____ Given information

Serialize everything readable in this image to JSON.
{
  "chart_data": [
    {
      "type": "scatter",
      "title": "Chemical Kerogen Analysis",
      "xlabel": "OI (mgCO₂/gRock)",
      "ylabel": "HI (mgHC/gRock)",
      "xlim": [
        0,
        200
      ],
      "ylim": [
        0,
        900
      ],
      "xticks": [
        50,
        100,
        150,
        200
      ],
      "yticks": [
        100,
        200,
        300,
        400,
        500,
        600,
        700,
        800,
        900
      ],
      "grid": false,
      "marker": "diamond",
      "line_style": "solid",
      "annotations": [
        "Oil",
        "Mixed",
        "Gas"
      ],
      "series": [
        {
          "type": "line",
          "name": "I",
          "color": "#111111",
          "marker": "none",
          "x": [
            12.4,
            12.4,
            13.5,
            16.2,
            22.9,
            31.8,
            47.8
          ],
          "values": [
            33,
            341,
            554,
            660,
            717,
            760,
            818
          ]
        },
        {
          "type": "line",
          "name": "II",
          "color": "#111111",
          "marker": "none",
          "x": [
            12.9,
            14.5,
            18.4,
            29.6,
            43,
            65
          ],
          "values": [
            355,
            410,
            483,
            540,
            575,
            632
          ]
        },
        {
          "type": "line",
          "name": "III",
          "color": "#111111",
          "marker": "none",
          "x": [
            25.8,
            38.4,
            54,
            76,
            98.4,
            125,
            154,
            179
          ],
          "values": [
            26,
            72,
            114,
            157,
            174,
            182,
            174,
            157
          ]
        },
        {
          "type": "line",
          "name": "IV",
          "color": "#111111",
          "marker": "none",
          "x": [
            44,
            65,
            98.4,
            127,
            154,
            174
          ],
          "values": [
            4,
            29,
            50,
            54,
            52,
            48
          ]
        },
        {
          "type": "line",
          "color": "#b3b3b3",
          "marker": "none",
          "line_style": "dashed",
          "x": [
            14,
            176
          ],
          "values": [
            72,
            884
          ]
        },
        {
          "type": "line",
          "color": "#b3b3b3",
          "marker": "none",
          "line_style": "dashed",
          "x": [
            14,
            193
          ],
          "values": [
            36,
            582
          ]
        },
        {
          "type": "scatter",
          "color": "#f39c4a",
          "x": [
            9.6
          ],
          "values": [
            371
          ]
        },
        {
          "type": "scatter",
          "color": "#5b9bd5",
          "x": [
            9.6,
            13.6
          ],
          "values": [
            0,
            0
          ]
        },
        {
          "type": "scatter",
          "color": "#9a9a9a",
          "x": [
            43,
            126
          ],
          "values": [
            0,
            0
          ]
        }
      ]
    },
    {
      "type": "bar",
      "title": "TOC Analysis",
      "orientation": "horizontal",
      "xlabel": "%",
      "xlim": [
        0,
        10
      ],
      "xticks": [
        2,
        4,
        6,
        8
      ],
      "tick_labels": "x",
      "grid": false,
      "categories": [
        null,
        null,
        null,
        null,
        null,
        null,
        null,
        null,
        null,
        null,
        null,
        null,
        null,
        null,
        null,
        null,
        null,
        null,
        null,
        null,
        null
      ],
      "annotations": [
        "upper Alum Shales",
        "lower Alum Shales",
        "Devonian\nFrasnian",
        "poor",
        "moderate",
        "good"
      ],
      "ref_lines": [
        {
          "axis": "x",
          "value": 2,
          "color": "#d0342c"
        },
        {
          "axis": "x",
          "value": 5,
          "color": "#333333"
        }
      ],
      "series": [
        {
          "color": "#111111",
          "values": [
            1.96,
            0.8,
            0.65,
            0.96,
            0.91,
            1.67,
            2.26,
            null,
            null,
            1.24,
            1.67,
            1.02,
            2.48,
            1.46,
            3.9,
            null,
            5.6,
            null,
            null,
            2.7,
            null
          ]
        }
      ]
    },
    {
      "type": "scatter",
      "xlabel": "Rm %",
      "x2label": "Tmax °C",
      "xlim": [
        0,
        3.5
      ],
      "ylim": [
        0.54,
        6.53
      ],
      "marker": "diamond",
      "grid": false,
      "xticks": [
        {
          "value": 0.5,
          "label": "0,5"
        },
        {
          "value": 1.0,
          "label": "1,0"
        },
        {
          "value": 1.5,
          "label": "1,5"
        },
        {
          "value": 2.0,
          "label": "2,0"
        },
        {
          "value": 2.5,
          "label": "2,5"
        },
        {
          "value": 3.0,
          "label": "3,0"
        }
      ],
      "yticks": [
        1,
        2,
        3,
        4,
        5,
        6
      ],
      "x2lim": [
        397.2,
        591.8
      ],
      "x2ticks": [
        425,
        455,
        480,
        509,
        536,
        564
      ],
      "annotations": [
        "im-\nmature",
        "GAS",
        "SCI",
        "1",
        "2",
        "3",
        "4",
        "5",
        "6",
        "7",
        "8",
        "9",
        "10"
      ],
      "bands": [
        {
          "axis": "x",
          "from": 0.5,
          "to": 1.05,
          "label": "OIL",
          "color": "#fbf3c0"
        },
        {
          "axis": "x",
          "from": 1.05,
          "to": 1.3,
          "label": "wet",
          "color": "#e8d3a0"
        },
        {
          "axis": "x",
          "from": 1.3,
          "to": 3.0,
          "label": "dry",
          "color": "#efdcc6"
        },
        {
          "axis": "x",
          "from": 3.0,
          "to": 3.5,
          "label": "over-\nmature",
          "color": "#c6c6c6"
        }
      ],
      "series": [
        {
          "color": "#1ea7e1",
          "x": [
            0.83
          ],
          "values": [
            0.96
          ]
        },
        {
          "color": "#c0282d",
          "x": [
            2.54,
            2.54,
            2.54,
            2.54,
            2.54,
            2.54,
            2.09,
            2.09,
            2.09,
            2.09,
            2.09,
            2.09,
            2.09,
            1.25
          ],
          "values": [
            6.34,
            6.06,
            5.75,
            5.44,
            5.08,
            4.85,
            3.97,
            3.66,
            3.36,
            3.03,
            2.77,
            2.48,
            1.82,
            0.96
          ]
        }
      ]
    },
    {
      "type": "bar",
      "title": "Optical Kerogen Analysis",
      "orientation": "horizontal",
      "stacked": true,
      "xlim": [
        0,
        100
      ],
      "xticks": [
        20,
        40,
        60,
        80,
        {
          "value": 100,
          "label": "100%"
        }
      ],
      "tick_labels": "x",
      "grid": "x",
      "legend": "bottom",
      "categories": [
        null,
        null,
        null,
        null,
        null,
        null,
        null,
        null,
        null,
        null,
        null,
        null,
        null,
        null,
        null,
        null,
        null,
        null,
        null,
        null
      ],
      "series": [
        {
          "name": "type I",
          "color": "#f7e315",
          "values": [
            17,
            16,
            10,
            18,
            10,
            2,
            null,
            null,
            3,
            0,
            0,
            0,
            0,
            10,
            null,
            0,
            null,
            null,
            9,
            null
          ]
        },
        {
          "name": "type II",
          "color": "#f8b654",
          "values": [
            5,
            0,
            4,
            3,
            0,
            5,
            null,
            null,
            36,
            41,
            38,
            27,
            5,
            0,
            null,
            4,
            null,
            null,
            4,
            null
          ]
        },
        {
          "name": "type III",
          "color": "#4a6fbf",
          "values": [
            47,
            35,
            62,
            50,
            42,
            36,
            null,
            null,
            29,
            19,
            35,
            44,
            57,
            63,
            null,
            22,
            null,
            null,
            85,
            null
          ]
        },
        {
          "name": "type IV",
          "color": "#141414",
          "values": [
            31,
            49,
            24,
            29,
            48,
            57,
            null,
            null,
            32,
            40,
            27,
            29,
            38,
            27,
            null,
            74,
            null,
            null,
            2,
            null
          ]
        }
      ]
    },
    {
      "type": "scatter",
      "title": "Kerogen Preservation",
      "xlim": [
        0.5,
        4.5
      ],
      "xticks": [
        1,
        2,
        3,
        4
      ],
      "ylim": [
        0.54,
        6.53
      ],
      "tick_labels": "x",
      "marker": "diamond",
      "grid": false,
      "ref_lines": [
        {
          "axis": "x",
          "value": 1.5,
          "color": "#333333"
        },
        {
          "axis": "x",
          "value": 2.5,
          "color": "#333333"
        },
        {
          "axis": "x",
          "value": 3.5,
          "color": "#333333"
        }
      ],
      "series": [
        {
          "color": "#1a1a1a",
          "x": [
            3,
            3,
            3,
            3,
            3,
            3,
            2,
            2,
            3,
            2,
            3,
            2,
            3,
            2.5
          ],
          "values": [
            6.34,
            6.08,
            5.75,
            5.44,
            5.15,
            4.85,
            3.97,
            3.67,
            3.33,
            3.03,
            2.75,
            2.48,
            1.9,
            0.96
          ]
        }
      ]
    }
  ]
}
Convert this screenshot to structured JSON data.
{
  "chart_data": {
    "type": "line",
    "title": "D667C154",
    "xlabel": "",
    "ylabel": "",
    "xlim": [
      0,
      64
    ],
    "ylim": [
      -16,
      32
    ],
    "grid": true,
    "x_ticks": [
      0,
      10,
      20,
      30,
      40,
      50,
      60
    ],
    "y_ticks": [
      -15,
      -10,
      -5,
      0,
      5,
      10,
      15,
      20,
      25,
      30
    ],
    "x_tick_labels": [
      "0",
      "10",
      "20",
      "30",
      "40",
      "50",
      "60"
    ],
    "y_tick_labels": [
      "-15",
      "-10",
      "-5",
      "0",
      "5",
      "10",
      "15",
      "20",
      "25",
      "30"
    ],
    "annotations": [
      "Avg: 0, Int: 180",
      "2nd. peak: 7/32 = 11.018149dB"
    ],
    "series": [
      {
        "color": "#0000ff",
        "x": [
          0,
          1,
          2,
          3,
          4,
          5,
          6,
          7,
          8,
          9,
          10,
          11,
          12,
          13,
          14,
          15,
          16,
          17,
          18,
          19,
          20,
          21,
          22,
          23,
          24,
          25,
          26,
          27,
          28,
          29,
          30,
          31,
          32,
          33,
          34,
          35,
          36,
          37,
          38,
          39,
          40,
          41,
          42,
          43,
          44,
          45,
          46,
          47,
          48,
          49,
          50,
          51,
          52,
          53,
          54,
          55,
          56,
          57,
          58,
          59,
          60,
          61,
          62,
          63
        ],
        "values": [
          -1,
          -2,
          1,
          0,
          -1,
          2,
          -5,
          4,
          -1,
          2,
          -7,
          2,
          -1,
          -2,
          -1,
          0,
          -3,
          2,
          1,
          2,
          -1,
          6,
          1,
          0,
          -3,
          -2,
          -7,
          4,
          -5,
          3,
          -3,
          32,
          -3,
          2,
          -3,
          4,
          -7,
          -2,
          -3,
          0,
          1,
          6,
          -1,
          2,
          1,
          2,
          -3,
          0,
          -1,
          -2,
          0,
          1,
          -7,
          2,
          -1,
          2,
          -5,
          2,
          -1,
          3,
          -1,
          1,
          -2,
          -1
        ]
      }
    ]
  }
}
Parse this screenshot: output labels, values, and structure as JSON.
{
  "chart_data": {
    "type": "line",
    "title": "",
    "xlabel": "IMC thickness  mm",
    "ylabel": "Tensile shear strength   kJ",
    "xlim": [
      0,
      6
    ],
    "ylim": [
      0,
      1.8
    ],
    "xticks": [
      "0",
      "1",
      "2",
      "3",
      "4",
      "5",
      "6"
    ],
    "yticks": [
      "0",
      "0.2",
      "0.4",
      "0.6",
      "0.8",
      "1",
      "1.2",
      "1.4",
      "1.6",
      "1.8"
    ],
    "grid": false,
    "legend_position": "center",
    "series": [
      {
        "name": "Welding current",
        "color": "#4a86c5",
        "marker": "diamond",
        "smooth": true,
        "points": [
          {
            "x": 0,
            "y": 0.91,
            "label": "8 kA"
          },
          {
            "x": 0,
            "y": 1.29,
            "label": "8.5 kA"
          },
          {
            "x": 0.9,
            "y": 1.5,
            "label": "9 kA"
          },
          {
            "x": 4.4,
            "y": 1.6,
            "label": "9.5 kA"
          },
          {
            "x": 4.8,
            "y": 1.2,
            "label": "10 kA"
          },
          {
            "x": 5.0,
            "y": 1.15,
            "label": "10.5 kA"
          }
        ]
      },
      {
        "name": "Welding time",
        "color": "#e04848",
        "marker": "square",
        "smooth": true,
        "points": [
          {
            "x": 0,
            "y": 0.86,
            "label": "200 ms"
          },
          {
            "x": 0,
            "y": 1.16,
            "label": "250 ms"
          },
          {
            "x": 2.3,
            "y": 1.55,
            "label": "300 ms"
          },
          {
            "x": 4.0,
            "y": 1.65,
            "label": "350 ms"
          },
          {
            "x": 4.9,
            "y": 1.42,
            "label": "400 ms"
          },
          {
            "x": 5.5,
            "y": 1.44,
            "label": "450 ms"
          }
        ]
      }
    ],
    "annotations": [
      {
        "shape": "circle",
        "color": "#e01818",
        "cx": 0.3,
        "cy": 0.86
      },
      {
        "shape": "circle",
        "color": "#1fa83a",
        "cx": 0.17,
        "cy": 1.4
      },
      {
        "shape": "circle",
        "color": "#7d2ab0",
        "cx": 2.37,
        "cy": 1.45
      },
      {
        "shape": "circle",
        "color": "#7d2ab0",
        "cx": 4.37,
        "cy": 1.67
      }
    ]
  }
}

________

Copy every line in the listing above where the string "true" turns up.

      "stacked": true,
    "grid": true,
        "smooth": true,
        "smooth": true,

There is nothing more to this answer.